Saved data entries

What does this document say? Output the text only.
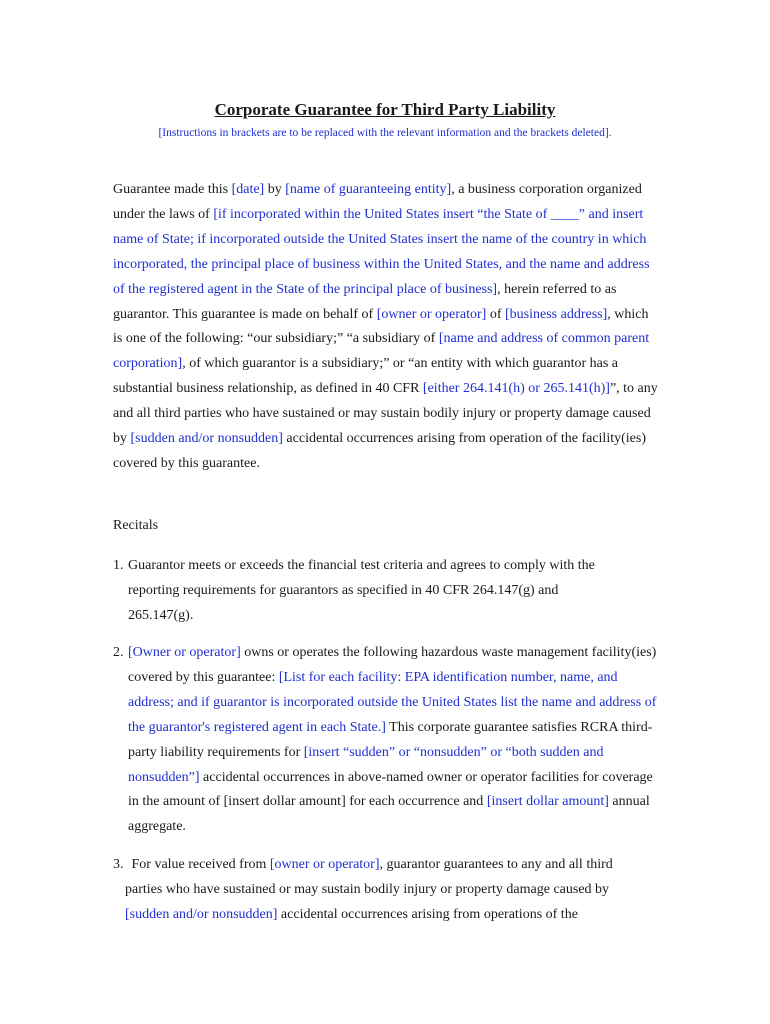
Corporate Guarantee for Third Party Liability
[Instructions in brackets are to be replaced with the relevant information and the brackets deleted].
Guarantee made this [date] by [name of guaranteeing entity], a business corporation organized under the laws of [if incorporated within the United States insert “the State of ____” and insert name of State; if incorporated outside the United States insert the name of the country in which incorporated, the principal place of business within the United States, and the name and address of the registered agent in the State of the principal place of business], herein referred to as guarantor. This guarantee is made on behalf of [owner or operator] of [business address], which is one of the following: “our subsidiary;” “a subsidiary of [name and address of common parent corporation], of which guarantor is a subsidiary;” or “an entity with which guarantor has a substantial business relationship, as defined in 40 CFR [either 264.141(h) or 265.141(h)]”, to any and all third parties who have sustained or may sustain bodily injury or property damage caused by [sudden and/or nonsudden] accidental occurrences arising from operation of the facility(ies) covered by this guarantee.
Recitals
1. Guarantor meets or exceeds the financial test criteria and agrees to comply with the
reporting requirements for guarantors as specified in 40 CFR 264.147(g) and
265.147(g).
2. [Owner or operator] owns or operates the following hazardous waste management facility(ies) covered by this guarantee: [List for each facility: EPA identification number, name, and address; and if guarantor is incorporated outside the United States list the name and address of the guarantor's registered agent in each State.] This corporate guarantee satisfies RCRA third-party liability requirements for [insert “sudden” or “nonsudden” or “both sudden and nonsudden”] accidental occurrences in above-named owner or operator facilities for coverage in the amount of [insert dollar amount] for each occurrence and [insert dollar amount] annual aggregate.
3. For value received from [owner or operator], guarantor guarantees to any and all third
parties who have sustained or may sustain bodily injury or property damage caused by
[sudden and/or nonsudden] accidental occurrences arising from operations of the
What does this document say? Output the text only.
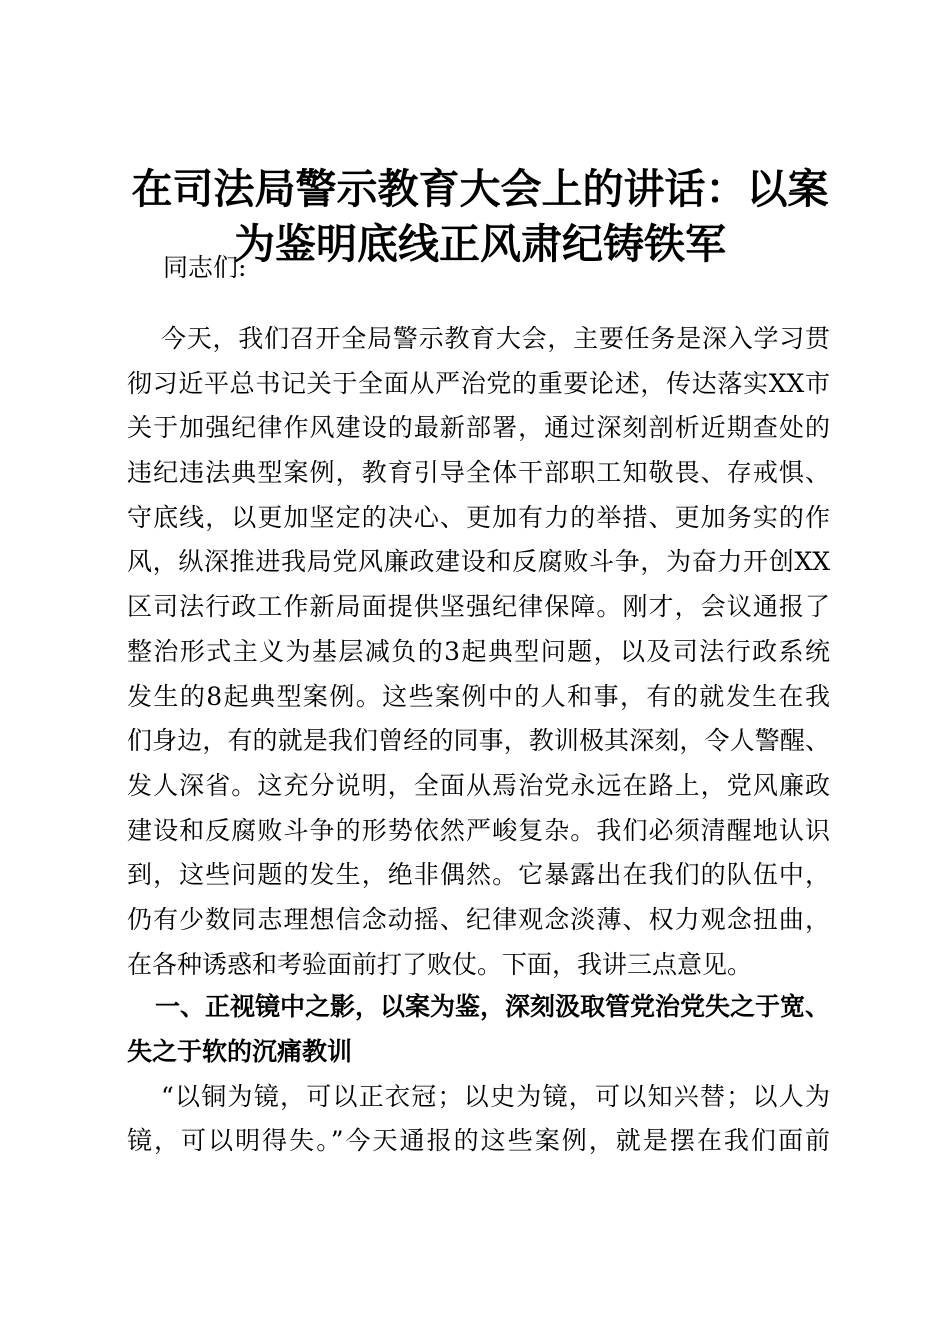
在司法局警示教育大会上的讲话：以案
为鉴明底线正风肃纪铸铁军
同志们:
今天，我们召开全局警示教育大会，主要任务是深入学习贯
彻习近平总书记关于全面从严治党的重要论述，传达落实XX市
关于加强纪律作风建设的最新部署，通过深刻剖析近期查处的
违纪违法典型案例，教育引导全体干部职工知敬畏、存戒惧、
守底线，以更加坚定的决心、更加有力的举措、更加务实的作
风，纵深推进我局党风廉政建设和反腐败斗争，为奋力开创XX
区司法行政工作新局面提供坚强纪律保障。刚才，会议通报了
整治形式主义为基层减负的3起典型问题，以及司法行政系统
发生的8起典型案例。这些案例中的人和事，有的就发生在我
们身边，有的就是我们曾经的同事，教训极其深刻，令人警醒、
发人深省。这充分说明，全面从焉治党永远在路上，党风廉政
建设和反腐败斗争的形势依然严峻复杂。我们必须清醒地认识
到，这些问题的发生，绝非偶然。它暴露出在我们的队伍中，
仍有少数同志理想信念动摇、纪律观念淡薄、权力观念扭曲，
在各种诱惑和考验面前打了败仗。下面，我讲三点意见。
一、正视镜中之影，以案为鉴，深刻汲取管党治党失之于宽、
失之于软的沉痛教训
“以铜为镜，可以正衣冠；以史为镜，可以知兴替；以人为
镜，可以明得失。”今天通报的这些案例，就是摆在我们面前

--

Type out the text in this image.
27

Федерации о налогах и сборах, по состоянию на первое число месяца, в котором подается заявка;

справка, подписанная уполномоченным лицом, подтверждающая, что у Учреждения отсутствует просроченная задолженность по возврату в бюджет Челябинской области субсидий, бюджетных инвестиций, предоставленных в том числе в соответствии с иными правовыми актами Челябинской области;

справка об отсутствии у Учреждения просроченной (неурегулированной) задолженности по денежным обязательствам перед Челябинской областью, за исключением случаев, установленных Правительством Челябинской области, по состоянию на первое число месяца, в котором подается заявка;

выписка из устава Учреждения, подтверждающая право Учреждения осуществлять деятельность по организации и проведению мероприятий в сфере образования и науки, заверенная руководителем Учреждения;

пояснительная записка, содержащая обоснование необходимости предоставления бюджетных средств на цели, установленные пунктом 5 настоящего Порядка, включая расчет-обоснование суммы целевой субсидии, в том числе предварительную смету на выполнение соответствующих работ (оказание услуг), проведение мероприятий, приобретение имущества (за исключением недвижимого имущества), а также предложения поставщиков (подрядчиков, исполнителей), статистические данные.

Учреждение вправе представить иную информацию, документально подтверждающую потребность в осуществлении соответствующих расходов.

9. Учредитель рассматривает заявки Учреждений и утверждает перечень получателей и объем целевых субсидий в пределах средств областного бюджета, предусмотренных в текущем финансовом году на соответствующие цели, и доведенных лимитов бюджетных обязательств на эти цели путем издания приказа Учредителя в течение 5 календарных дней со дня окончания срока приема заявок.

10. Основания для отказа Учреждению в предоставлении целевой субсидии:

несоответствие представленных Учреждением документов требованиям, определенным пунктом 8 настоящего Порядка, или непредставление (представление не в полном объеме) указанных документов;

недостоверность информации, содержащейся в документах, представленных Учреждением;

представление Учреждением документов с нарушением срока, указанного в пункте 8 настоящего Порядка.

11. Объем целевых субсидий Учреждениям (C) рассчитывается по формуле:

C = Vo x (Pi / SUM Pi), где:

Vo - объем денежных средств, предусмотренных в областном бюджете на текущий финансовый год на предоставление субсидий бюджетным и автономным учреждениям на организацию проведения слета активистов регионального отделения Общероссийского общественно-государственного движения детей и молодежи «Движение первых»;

BRIEF: Show every line of the records above that contains the word "Порядка".

FINAL ANSWER:
пояснительная записка, содержащая обоснование необходимости предоставления бюджетных средств на цели, установленные пунктом 5 настоящего Порядка, включая расчет-обоснование суммы целевой субсидии, в том числе предварительную смету на выполнение соответствующих работ (оказание услуг), проведение мероприятий, приобретение имущества (за исключением недвижимого имущества), а также предложения поставщиков (подрядчиков, исполнителей), статистические данные.
несоответствие представленных Учреждением документов требованиям, определенным пунктом 8 настоящего Порядка, или непредставление (представление не в полном объеме) указанных документов;
представление Учреждением документов с нарушением срока, указанного в пункте 8 настоящего Порядка.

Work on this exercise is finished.